What this task involves
Output the lines below that run from the line containing "serial-row-524288: 524288 23.1" through the line containing "parallel-row-524288: 524288 43.2" as a numbered list, with blank lines dropped. Include both of those lines and nothing outside them.

— start of Material provided —

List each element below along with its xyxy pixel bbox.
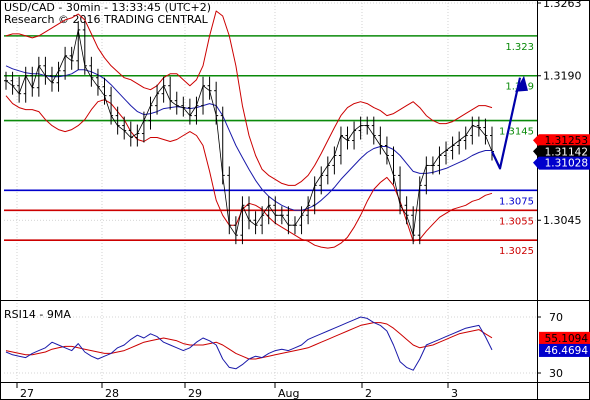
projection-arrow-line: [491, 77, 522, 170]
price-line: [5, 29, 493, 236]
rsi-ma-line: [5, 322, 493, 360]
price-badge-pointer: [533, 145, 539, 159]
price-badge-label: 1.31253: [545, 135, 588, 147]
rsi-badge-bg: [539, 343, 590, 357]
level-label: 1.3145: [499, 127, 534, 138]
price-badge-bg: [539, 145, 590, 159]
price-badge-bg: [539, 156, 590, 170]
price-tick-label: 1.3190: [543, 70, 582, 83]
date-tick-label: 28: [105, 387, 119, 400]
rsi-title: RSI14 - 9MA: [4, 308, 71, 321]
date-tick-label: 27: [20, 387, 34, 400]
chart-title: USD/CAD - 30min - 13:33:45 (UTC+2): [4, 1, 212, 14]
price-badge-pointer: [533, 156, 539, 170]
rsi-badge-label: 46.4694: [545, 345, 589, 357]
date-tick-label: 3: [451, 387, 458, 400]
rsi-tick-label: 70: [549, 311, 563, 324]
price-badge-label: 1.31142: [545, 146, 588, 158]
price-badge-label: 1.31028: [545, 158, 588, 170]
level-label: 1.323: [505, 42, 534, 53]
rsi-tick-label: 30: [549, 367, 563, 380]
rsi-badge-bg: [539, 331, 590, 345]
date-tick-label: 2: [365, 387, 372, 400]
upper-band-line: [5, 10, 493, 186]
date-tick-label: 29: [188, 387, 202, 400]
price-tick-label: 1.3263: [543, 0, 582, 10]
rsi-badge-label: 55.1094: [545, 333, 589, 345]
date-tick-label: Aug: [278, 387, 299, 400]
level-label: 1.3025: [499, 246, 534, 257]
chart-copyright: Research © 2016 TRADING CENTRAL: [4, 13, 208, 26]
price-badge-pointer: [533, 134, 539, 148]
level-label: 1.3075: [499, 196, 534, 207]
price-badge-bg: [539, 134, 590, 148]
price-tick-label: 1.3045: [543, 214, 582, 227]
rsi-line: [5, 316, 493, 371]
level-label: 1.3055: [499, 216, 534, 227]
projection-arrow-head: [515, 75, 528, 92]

— end of Material provided —
— start of Material provided —

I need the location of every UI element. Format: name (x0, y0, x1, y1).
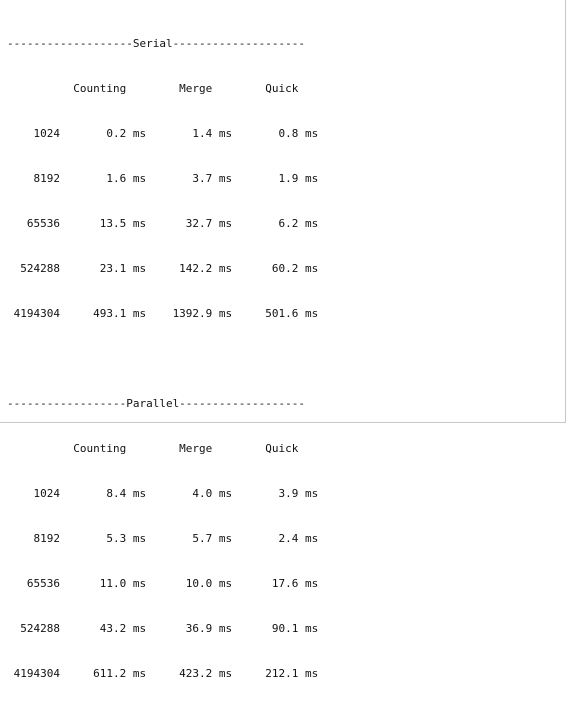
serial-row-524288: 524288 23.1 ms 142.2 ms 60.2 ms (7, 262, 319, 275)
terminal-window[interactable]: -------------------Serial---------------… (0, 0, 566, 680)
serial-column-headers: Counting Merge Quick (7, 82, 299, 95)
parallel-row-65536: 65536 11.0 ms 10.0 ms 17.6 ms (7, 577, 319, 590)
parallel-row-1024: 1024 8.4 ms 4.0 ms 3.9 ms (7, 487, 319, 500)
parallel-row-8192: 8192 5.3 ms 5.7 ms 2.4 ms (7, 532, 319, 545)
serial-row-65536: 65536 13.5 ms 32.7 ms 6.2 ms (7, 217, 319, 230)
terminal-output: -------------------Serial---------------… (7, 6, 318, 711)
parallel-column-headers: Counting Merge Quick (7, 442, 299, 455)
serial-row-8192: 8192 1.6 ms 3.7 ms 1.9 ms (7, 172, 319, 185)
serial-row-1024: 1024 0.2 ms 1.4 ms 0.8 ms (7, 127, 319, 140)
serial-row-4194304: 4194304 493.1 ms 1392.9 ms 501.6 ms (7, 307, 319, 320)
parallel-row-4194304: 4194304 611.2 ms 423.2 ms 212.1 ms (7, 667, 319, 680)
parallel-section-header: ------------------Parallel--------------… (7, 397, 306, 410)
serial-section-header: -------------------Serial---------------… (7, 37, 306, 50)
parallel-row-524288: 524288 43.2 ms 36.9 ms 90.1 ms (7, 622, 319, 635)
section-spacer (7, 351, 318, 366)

— end of Material provided —

Expected answer
1. serial-row-524288: 524288 23.1 ms 142.2 ms 60.2 ms (7, 262, 319, 275)
2. terminal-window[interactable]: -------------------Serial---------------… (0, 0, 566, 680)
3. serial-column-headers: Counting Merge Quick (7, 82, 299, 95)
4. parallel-row-65536: 65536 11.0 ms 10.0 ms 17.6 ms (7, 577, 319, 590)
5. parallel-row-1024: 1024 8.4 ms 4.0 ms 3.9 ms (7, 487, 319, 500)
6. parallel-row-8192: 8192 5.3 ms 5.7 ms 2.4 ms (7, 532, 319, 545)
7. serial-row-65536: 65536 13.5 ms 32.7 ms 6.2 ms (7, 217, 319, 230)
8. terminal-output: -------------------Serial---------------… (7, 6, 318, 711)
9. parallel-column-headers: Counting Merge Quick (7, 442, 299, 455)
10. serial-row-8192: 8192 1.6 ms 3.7 ms 1.9 ms (7, 172, 319, 185)
11. serial-row-1024: 1024 0.2 ms 1.4 ms 0.8 ms (7, 127, 319, 140)
12. serial-row-4194304: 4194304 493.1 ms 1392.9 ms 501.6 ms (7, 307, 319, 320)
13. parallel-row-4194304: 4194304 611.2 ms 423.2 ms 212.1 ms (7, 667, 319, 680)
14. parallel-section-header: ------------------Parallel--------------… (7, 397, 306, 410)
15. serial-section-header: -------------------Serial---------------… (7, 37, 306, 50)
16. parallel-row-524288: 524288 43.2 ms 36.9 ms 90.1 ms (7, 622, 319, 635)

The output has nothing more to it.